-- Begin --

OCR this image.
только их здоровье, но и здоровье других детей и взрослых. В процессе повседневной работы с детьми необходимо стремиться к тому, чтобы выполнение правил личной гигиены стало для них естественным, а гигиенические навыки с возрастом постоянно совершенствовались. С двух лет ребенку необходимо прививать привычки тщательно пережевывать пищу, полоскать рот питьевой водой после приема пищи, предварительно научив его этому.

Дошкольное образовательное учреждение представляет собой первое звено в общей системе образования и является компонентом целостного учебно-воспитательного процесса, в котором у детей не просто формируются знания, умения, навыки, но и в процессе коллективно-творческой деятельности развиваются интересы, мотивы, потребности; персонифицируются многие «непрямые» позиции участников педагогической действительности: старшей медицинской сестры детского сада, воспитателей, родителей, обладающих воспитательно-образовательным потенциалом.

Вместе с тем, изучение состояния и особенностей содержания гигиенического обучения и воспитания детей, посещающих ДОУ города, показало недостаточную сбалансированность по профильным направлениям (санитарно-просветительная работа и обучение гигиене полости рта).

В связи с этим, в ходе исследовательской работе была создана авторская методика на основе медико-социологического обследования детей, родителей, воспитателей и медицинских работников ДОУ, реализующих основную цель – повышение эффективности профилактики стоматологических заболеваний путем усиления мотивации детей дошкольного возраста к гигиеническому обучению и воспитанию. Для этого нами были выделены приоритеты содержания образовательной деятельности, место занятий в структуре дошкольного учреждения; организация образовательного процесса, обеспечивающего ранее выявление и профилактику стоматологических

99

-- End --

• _EXERCISE TASK_
Retype all of the data shown above, word for word.

• _CORRECT RESPONSE_
OCR this image.
только их здоровье, но и здоровье других детей и взрослых. В процессе повседневной работы с детьми необходимо стремиться к тому, чтобы выполнение правил личной гигиены стало для них естественным, а гигиенические навыки с возрастом постоянно совершенствовались. С двух лет ребенку необходимо прививать привычки тщательно пережевывать пищу, полоскать рот питьевой водой после приема пищи, предварительно научив его этому.

Дошкольное образовательное учреждение представляет собой первое звено в общей системе образования и является компонентом целостного учебно-воспитательного процесса, в котором у детей не просто формируются знания, умения, навыки, но и в процессе коллективно-творческой деятельности развиваются интересы, мотивы, потребности; персонифицируются многие «непрямые» позиции участников педагогической действительности: старшей медицинской сестры детского сада, воспитателей, родителей, обладающих воспитательно-образовательным потенциалом.

Вместе с тем, изучение состояния и особенностей содержания гигиенического обучения и воспитания детей, посещающих ДОУ города, показало недостаточную сбалансированность по профильным направлениям (санитарно-просветительная работа и обучение гигиене полости рта).

В связи с этим, в ходе исследовательской работе была создана авторская методика на основе медико-социологического обследования детей, родителей, воспитателей и медицинских работников ДОУ, реализующих основную цель – повышение эффективности профилактики стоматологических заболеваний путем усиления мотивации детей дошкольного возраста к гигиеническому обучению и воспитанию. Для этого нами были выделены приоритеты содержания образовательной деятельности, место занятий в структуре дошкольного учреждения; организация образовательного процесса, обеспечивающего ранее выявление и профилактику стоматологических

99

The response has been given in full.